### [Stated problem]
Take each line containing "arrow" and report it exactly as written.

Start of Data supplied

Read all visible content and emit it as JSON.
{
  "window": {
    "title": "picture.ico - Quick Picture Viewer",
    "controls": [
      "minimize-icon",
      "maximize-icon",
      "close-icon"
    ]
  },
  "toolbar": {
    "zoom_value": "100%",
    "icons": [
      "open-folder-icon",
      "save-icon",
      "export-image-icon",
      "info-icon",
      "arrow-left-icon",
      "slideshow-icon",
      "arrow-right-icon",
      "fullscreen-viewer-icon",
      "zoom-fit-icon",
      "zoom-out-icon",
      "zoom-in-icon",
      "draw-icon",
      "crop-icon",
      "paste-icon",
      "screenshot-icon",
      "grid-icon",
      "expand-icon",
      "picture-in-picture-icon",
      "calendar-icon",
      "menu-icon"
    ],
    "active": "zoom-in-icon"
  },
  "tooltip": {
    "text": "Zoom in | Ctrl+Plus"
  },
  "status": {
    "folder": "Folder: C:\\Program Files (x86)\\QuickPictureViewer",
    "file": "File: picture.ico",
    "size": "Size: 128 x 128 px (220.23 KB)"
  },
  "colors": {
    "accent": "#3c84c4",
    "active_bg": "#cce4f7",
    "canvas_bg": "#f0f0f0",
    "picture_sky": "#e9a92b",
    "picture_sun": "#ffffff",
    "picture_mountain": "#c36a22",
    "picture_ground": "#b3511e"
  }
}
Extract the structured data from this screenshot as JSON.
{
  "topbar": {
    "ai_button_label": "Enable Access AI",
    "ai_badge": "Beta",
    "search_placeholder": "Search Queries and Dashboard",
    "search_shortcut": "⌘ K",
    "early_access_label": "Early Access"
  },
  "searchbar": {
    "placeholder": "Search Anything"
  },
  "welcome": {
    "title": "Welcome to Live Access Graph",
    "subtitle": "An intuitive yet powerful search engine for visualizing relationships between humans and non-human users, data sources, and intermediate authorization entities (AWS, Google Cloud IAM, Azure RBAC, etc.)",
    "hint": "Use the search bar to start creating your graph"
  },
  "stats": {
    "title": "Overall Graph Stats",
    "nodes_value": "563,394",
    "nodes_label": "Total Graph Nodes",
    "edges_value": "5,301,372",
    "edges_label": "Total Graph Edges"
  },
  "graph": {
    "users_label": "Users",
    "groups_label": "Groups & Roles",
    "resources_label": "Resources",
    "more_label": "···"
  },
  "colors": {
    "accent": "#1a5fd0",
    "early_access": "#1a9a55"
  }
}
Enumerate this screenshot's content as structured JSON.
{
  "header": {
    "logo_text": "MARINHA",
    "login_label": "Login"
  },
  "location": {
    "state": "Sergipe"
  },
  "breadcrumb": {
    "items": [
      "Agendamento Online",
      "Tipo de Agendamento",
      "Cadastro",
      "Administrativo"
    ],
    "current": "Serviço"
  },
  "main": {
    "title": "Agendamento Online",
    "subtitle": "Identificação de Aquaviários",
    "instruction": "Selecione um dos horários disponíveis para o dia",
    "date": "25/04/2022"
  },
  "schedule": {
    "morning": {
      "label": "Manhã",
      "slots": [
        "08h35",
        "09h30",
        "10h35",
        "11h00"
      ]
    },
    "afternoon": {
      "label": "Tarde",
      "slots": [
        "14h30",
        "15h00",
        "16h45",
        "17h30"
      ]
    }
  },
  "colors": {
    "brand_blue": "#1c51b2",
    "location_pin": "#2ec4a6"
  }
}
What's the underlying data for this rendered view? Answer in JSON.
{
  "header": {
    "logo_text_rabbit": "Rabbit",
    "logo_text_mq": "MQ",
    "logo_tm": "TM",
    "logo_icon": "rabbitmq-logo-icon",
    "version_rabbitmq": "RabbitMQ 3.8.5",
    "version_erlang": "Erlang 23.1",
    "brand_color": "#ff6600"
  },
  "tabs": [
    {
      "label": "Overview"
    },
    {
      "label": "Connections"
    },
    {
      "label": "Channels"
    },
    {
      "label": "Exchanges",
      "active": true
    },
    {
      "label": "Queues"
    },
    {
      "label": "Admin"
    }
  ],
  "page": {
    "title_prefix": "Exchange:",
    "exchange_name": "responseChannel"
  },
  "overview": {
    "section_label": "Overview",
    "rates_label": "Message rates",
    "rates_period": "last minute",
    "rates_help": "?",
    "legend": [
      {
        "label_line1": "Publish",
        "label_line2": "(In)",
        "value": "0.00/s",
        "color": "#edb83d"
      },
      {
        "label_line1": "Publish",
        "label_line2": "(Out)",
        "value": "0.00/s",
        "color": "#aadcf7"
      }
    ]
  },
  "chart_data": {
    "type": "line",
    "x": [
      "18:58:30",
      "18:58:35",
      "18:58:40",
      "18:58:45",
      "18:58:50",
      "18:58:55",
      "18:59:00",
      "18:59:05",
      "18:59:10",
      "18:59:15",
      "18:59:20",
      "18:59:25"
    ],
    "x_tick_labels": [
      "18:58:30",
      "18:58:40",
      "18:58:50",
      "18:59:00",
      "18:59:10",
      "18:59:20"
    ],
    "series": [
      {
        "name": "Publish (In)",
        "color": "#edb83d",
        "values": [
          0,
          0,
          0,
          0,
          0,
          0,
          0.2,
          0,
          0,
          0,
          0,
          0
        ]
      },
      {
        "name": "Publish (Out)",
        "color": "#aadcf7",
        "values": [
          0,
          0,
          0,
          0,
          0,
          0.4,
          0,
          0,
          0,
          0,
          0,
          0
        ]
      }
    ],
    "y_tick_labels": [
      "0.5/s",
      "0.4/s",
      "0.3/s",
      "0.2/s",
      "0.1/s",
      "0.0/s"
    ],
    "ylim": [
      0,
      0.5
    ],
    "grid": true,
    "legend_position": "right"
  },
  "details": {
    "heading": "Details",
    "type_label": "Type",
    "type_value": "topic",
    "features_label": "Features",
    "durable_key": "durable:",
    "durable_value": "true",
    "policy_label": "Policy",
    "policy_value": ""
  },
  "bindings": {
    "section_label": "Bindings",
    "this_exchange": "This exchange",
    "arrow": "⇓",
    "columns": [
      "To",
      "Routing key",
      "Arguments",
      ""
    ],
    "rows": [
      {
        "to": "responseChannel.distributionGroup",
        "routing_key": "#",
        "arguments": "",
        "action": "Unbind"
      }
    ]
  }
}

End of Data supplied

### [Task response]
      "arrow-left-icon",
      "arrow-right-icon",
    "arrow": "⇓",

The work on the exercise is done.